■ The problem: Quote, verbatim, all material below, without pictures.

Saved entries
--------
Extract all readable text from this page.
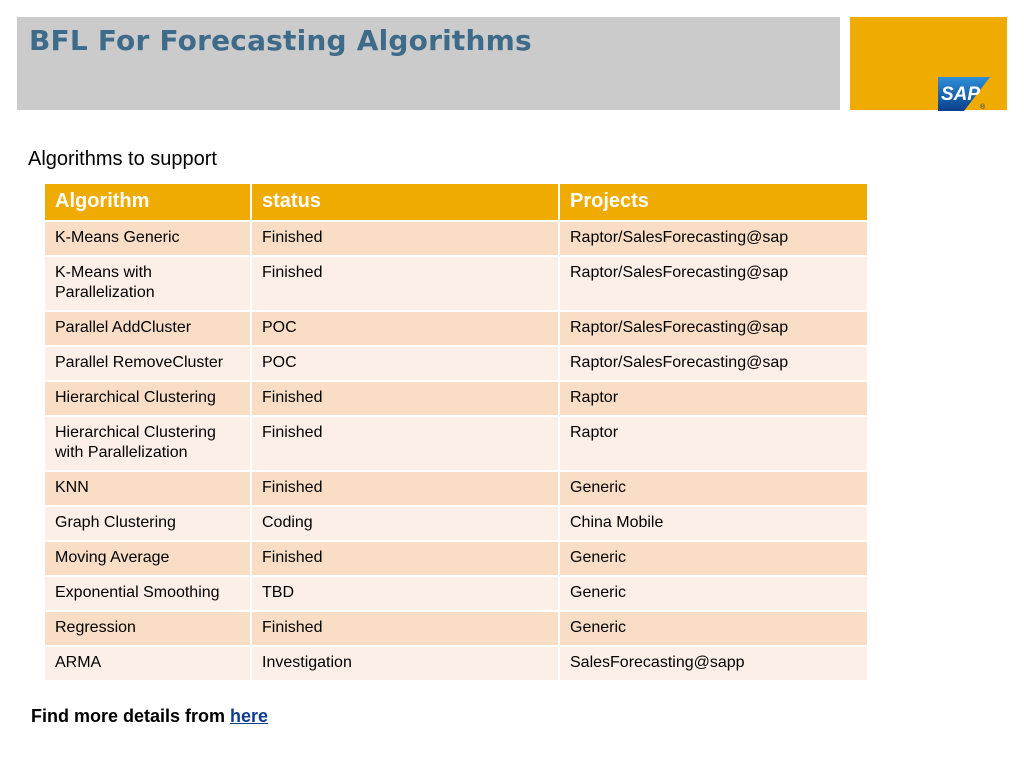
BFL For Forecasting Algorithms
SAP
®

Algorithms to support

Algorithm	status	Projects
K-Means Generic	Finished	Raptor/SalesForecasting@sap
K-Means with Parallelization	Finished	Raptor/SalesForecasting@sap
Parallel AddCluster	POC	Raptor/SalesForecasting@sap
Parallel RemoveCluster	POC	Raptor/SalesForecasting@sap
Hierarchical Clustering	Finished	Raptor
Hierarchical Clustering with Parallelization	Finished	Raptor
KNN	Finished	Generic
Graph Clustering	Coding	China Mobile
Moving Average	Finished	Generic
Exponential Smoothing	TBD	Generic
Regression	Finished	Generic
ARMA	Investigation	SalesForecasting@sapp

Find more details from here
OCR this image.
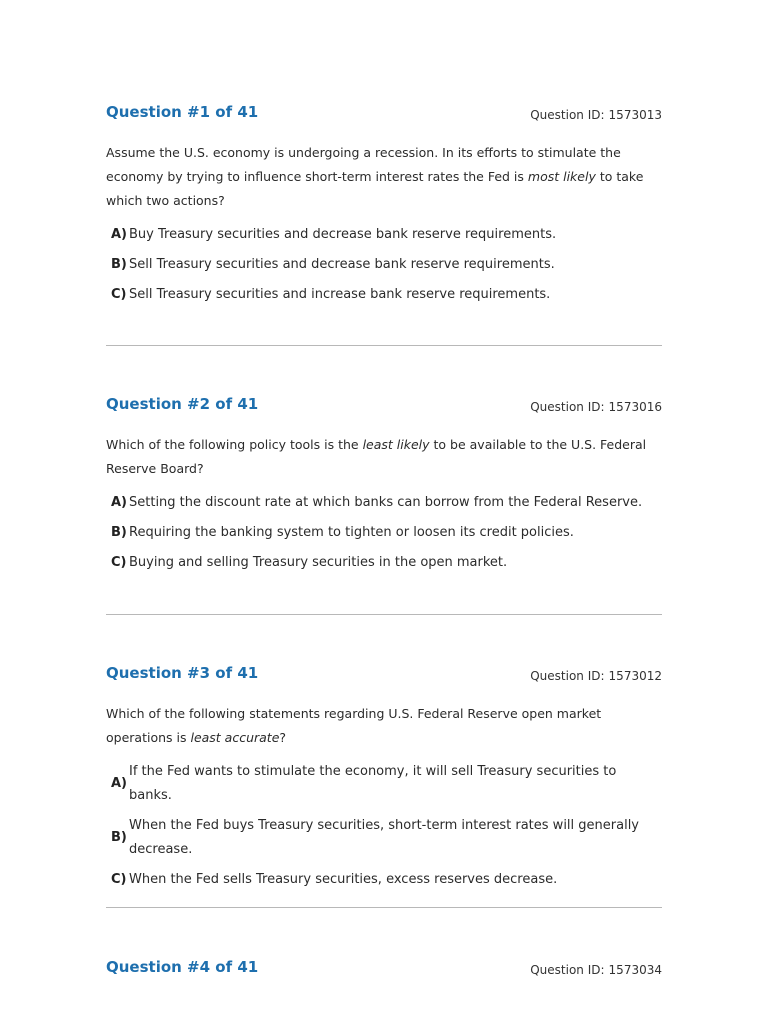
Question #1 of 41	Question ID: 1573013
Assume the U.S. economy is undergoing a recession. In its efforts to stimulate the economy by trying to influence short-term interest rates the Fed is most likely to take which two actions?
A) Buy Treasury securities and decrease bank reserve requirements.
B) Sell Treasury securities and decrease bank reserve requirements.
C) Sell Treasury securities and increase bank reserve requirements.
Question #2 of 41	Question ID: 1573016
Which of the following policy tools is the least likely to be available to the U.S. Federal Reserve Board?
A) Setting the discount rate at which banks can borrow from the Federal Reserve.
B) Requiring the banking system to tighten or loosen its credit policies.
C) Buying and selling Treasury securities in the open market.
Question #3 of 41	Question ID: 1573012
Which of the following statements regarding U.S. Federal Reserve open market operations is least accurate?
A)
If the Fed wants to stimulate the economy, it will sell Treasury securities to banks.
B)
When the Fed buys Treasury securities, short-term interest rates will generally decrease.
C) When the Fed sells Treasury securities, excess reserves decrease.
Question #4 of 41	Question ID: 1573034
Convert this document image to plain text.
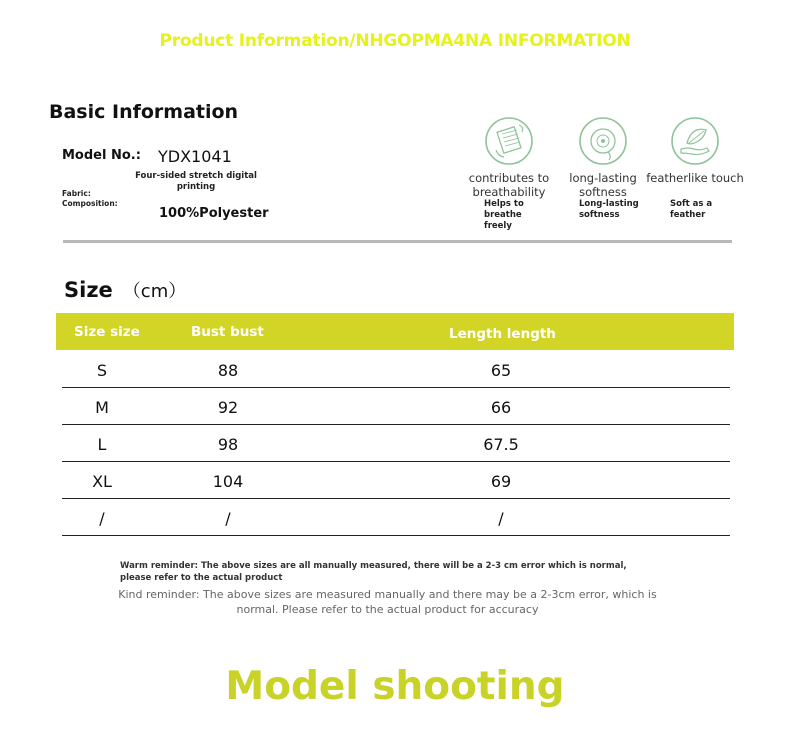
Product Information/NHGOPMA4NA INFORMATION
Basic Information
Model No.: YDX1041
Four-sided stretch digital printing
Fabric:
Composition:
100%Polyester
contributes to breathability
Helps to breathe freely
long-lasting softness
Long-lasting softness
featherlike touch
Soft as a feather
Size （cm）
Size size	Bust bust	Length length
S	88	65
M	92	66
L	98	67.5
XL	104	69
/	/	/
Warm reminder: The above sizes are all manually measured, there will be a 2-3 cm error which is normal, please refer to the actual product
Kind reminder: The above sizes are measured manually and there may be a 2-3cm error, which is normal. Please refer to the actual product for accuracy
Model shooting
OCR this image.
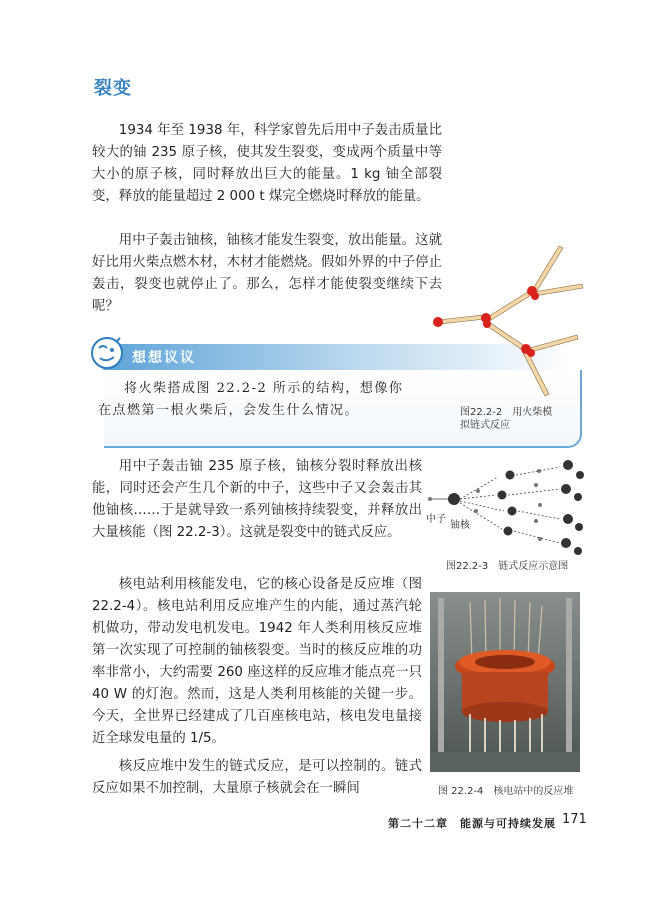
裂变

1934 年至 1938 年，科学家曾先后用中子轰击质量比较大的铀 235 原子核，使其发生裂变，变成两个质量中等大小的原子核，同时释放出巨大的能量。1 kg 铀全部裂变，释放的能量超过 2 000 t 煤完全燃烧时释放的能量。

用中子轰击铀核，铀核才能发生裂变，放出能量。这就好比用火柴点燃木材，木材才能燃烧。假如外界的中子停止轰击，裂变也就停止了。那么，怎样才能使裂变继续下去呢？

想想议议

将火柴搭成图 22.2-2 所示的结构，想像你在点燃第一根火柴后，会发生什么情况。	图22.2-2　用火柴模拟链式反应

用中子轰击铀 235 原子核，铀核分裂时释放出核能，同时还会产生几个新的中子，这些中子又会轰击其他铀核……于是就导致一系列铀核持续裂变，并释放出大量核能（图 22.2-3）。这就是裂变中的链式反应。

中子
铀核
图22.2-3　链式反应示意图

核电站利用核能发电，它的核心设备是反应堆（图 22.2-4）。核电站利用反应堆产生的内能，通过蒸汽轮机做功，带动发电机发电。1942 年人类利用核反应堆第一次实现了可控制的铀核裂变。当时的核反应堆的功率非常小，大约需要 260 座这样的反应堆才能点亮一只 40 W 的灯泡。然而，这是人类利用核能的关键一步。今天，全世界已经建成了几百座核电站，核电发电量接近全球发电量的 1/5。

图 22.2-4　核电站中的反应堆

核反应堆中发生的链式反应，是可以控制的。链式反应如果不加控制，大量原子核就会在一瞬间

第二十二章　能源与可持续发展 171
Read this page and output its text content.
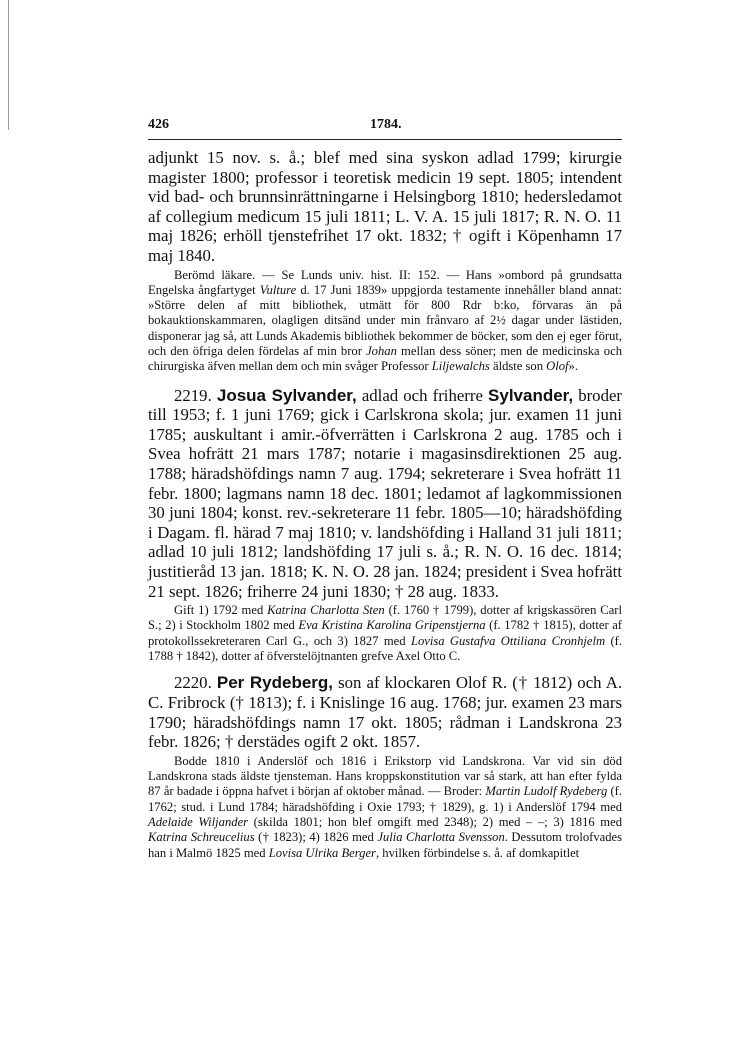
426	1784.

adjunkt 15 nov. s. å.; blef med sina syskon adlad 1799; kirurgie magister 1800; professor i teoretisk medicin 19 sept. 1805; intendent vid bad- och brunnsinrättningarne i Helsingborg 1810; hedersledamot af collegium medicum 15 juli 1811; L. V. A. 15 juli 1817; R. N. O. 11 maj 1826; erhöll tjenstefrihet 17 okt. 1832; † ogift i Köpenhamn 17 maj 1840.

Berömd läkare. — Se Lunds univ. hist. II: 152. — Hans »ombord på grundsatta Engelska ångfartyget Vulture d. 17 Juni 1839» uppgjorda testamente innehåller bland annat: »Större delen af mitt bibliothek, utmätt för 800 Rdr b:ko, förvaras än på bokauktionskammaren, olagligen ditsänd under min frånvaro af 2½ dagar under lästiden, disponerar jag så, att Lunds Akademis bibliothek bekommer de böcker, som den ej eger förut, och den öfriga delen fördelas af min bror Johan mellan dess söner; men de medicinska och chirurgiska äfven mellan dem och min svåger Professor Liljewalchs äldste son Olof».

2219. Josua Sylvander, adlad och friherre Sylvander, broder till 1953; f. 1 juni 1769; gick i Carlskrona skola; jur. examen 11 juni 1785; auskultant i amir.-öfverrätten i Carlskrona 2 aug. 1785 och i Svea hofrätt 21 mars 1787; notarie i magasinsdirektionen 25 aug. 1788; häradshöfdings namn 7 aug. 1794; sekreterare i Svea hofrätt 11 febr. 1800; lagmans namn 18 dec. 1801; ledamot af lagkommissionen 30 juni 1804; konst. rev.-sekreterare 11 febr. 1805—10; häradshöfding i Dagam. fl. härad 7 maj 1810; v. landshöfding i Halland 31 juli 1811; adlad 10 juli 1812; landshöfding 17 juli s. å.; R. N. O. 16 dec. 1814; justitieråd 13 jan. 1818; K. N. O. 28 jan. 1824; president i Svea hofrätt 21 sept. 1826; friherre 24 juni 1830; † 28 aug. 1833.

Gift 1) 1792 med Katrina Charlotta Sten (f. 1760 † 1799), dotter af krigskassören Carl S.; 2) i Stockholm 1802 med Eva Kristina Karolina Gripenstjerna (f. 1782 † 1815), dotter af protokollssekreteraren Carl G., och 3) 1827 med Lovisa Gustafva Ottiliana Cronhjelm (f. 1788 † 1842), dotter af öfverstelöjtnanten grefve Axel Otto C.

2220. Per Rydeberg, son af klockaren Olof R. († 1812) och A. C. Fribrock († 1813); f. i Knislinge 16 aug. 1768; jur. examen 23 mars 1790; häradshöfdings namn 17 okt. 1805; rådman i Landskrona 23 febr. 1826; † derstädes ogift 2 okt. 1857.

Bodde 1810 i Anderslöf och 1816 i Erikstorp vid Landskrona. Var vid sin död Landskrona stads äldste tjensteman. Hans kroppskonstitution var så stark, att han efter fylda 87 år badade i öppna hafvet i början af oktober månad. — Broder: Martin Ludolf Rydeberg (f. 1762; stud. i Lund 1784; häradshöfding i Oxie 1793; † 1829), g. 1) i Anderslöf 1794 med Adelaide Wiljander (skilda 1801; hon blef omgift med 2348); 2) med – –; 3) 1816 med Katrina Schreucelius († 1823); 4) 1826 med Julia Charlotta Svensson. Dessutom trolofvades han i Malmö 1825 med Lovisa Ulrika Berger, hvilken förbindelse s. å. af domkapitlet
--------
■ Answer to the problem:
Extract all readable text from this page.
BFL For Forecasting Algorithms
SAP
®

Algorithms to support

Algorithm	status	Projects
K-Means Generic	Finished	Raptor/SalesForecasting@sap
K-Means with Parallelization	Finished	Raptor/SalesForecasting@sap
Parallel AddCluster	POC	Raptor/SalesForecasting@sap
Parallel RemoveCluster	POC	Raptor/SalesForecasting@sap
Hierarchical Clustering	Finished	Raptor
Hierarchical Clustering with Parallelization	Finished	Raptor
KNN	Finished	Generic
Graph Clustering	Coding	China Mobile
Moving Average	Finished	Generic
Exponential Smoothing	TBD	Generic
Regression	Finished	Generic
ARMA	Investigation	SalesForecasting@sapp

Find more details from here
OCR this image.
Question #1 of 41	Question ID: 1573013
Assume the U.S. economy is undergoing a recession. In its efforts to stimulate the economy by trying to influence short-term interest rates the Fed is most likely to take which two actions?
A) Buy Treasury securities and decrease bank reserve requirements.
B) Sell Treasury securities and decrease bank reserve requirements.
C) Sell Treasury securities and increase bank reserve requirements.
Question #2 of 41	Question ID: 1573016
Which of the following policy tools is the least likely to be available to the U.S. Federal Reserve Board?
A) Setting the discount rate at which banks can borrow from the Federal Reserve.
B) Requiring the banking system to tighten or loosen its credit policies.
C) Buying and selling Treasury securities in the open market.
Question #3 of 41	Question ID: 1573012
Which of the following statements regarding U.S. Federal Reserve open market operations is least accurate?
A)
If the Fed wants to stimulate the economy, it will sell Treasury securities to banks.
B)
When the Fed buys Treasury securities, short-term interest rates will generally decrease.
C) When the Fed sells Treasury securities, excess reserves decrease.
Question #4 of 41	Question ID: 1573034
Convert this document image to plain text.
Product Information/NHGOPMA4NA INFORMATION
Basic Information
Model No.: YDX1041
Four-sided stretch digital printing
Fabric:
Composition:
100%Polyester
contributes to breathability
Helps to breathe freely
long-lasting softness
Long-lasting softness
featherlike touch
Soft as a feather
Size （cm）
Size size	Bust bust	Length length
S	88	65
M	92	66
L	98	67.5
XL	104	69
/	/	/
Warm reminder: The above sizes are all manually measured, there will be a 2-3 cm error which is normal, please refer to the actual product
Kind reminder: The above sizes are measured manually and there may be a 2-3cm error, which is normal. Please refer to the actual product for accuracy
Model shooting
OCR this image.
裂变

1934 年至 1938 年，科学家曾先后用中子轰击质量比较大的铀 235 原子核，使其发生裂变，变成两个质量中等大小的原子核，同时释放出巨大的能量。1 kg 铀全部裂变，释放的能量超过 2 000 t 煤完全燃烧时释放的能量。

用中子轰击铀核，铀核才能发生裂变，放出能量。这就好比用火柴点燃木材，木材才能燃烧。假如外界的中子停止轰击，裂变也就停止了。那么，怎样才能使裂变继续下去呢？

想想议议

将火柴搭成图 22.2-2 所示的结构，想像你在点燃第一根火柴后，会发生什么情况。	图22.2-2　用火柴模拟链式反应

用中子轰击铀 235 原子核，铀核分裂时释放出核能，同时还会产生几个新的中子，这些中子又会轰击其他铀核……于是就导致一系列铀核持续裂变，并释放出大量核能（图 22.2-3）。这就是裂变中的链式反应。

中子
铀核
图22.2-3　链式反应示意图

核电站利用核能发电，它的核心设备是反应堆（图 22.2-4）。核电站利用反应堆产生的内能，通过蒸汽轮机做功，带动发电机发电。1942 年人类利用核反应堆第一次实现了可控制的铀核裂变。当时的核反应堆的功率非常小，大约需要 260 座这样的反应堆才能点亮一只 40 W 的灯泡。然而，这是人类利用核能的关键一步。今天，全世界已经建成了几百座核电站，核电发电量接近全球发电量的 1/5。

图 22.2-4　核电站中的反应堆

核反应堆中发生的链式反应，是可以控制的。链式反应如果不加控制，大量原子核就会在一瞬间

第二十二章　能源与可持续发展 171
Read this page and output its text content.
426	1784.

adjunkt 15 nov. s. å.; blef med sina syskon adlad 1799; kirurgie magister 1800; professor i teoretisk medicin 19 sept. 1805; intendent vid bad- och brunnsinrättningarne i Helsingborg 1810; hedersledamot af collegium medicum 15 juli 1811; L. V. A. 15 juli 1817; R. N. O. 11 maj 1826; erhöll tjenstefrihet 17 okt. 1832; † ogift i Köpenhamn 17 maj 1840.

Berömd läkare. — Se Lunds univ. hist. II: 152. — Hans »ombord på grundsatta Engelska ångfartyget Vulture d. 17 Juni 1839» uppgjorda testamente innehåller bland annat: »Större delen af mitt bibliothek, utmätt för 800 Rdr b:ko, förvaras än på bokauktionskammaren, olagligen ditsänd under min frånvaro af 2½ dagar under lästiden, disponerar jag så, att Lunds Akademis bibliothek bekommer de böcker, som den ej eger förut, och den öfriga delen fördelas af min bror Johan mellan dess söner; men de medicinska och chirurgiska äfven mellan dem och min svåger Professor Liljewalchs äldste son Olof».

2219. Josua Sylvander, adlad och friherre Sylvander, broder till 1953; f. 1 juni 1769; gick i Carlskrona skola; jur. examen 11 juni 1785; auskultant i amir.-öfverrätten i Carlskrona 2 aug. 1785 och i Svea hofrätt 21 mars 1787; notarie i magasinsdirektionen 25 aug. 1788; häradshöfdings namn 7 aug. 1794; sekreterare i Svea hofrätt 11 febr. 1800; lagmans namn 18 dec. 1801; ledamot af lagkommissionen 30 juni 1804; konst. rev.-sekreterare 11 febr. 1805—10; häradshöfding i Dagam. fl. härad 7 maj 1810; v. landshöfding i Halland 31 juli 1811; adlad 10 juli 1812; landshöfding 17 juli s. å.; R. N. O. 16 dec. 1814; justitieråd 13 jan. 1818; K. N. O. 28 jan. 1824; president i Svea hofrätt 21 sept. 1826; friherre 24 juni 1830; † 28 aug. 1833.

Gift 1) 1792 med Katrina Charlotta Sten (f. 1760 † 1799), dotter af krigskassören Carl S.; 2) i Stockholm 1802 med Eva Kristina Karolina Gripenstjerna (f. 1782 † 1815), dotter af protokollssekreteraren Carl G., och 3) 1827 med Lovisa Gustafva Ottiliana Cronhjelm (f. 1788 † 1842), dotter af öfverstelöjtnanten grefve Axel Otto C.

2220. Per Rydeberg, son af klockaren Olof R. († 1812) och A. C. Fribrock († 1813); f. i Knislinge 16 aug. 1768; jur. examen 23 mars 1790; häradshöfdings namn 17 okt. 1805; rådman i Landskrona 23 febr. 1826; † derstädes ogift 2 okt. 1857.

Bodde 1810 i Anderslöf och 1816 i Erikstorp vid Landskrona. Var vid sin död Landskrona stads äldste tjensteman. Hans kroppskonstitution var så stark, att han efter fylda 87 år badade i öppna hafvet i början af oktober månad. — Broder: Martin Ludolf Rydeberg (f. 1762; stud. i Lund 1784; häradshöfding i Oxie 1793; † 1829), g. 1) i Anderslöf 1794 med Adelaide Wiljander (skilda 1801; hon blef omgift med 2348); 2) med – –; 3) 1816 med Katrina Schreucelius († 1823); 4) 1826 med Julia Charlotta Svensson. Dessutom trolofvades han i Malmö 1825 med Lovisa Ulrika Berger, hvilken förbindelse s. å. af domkapitlet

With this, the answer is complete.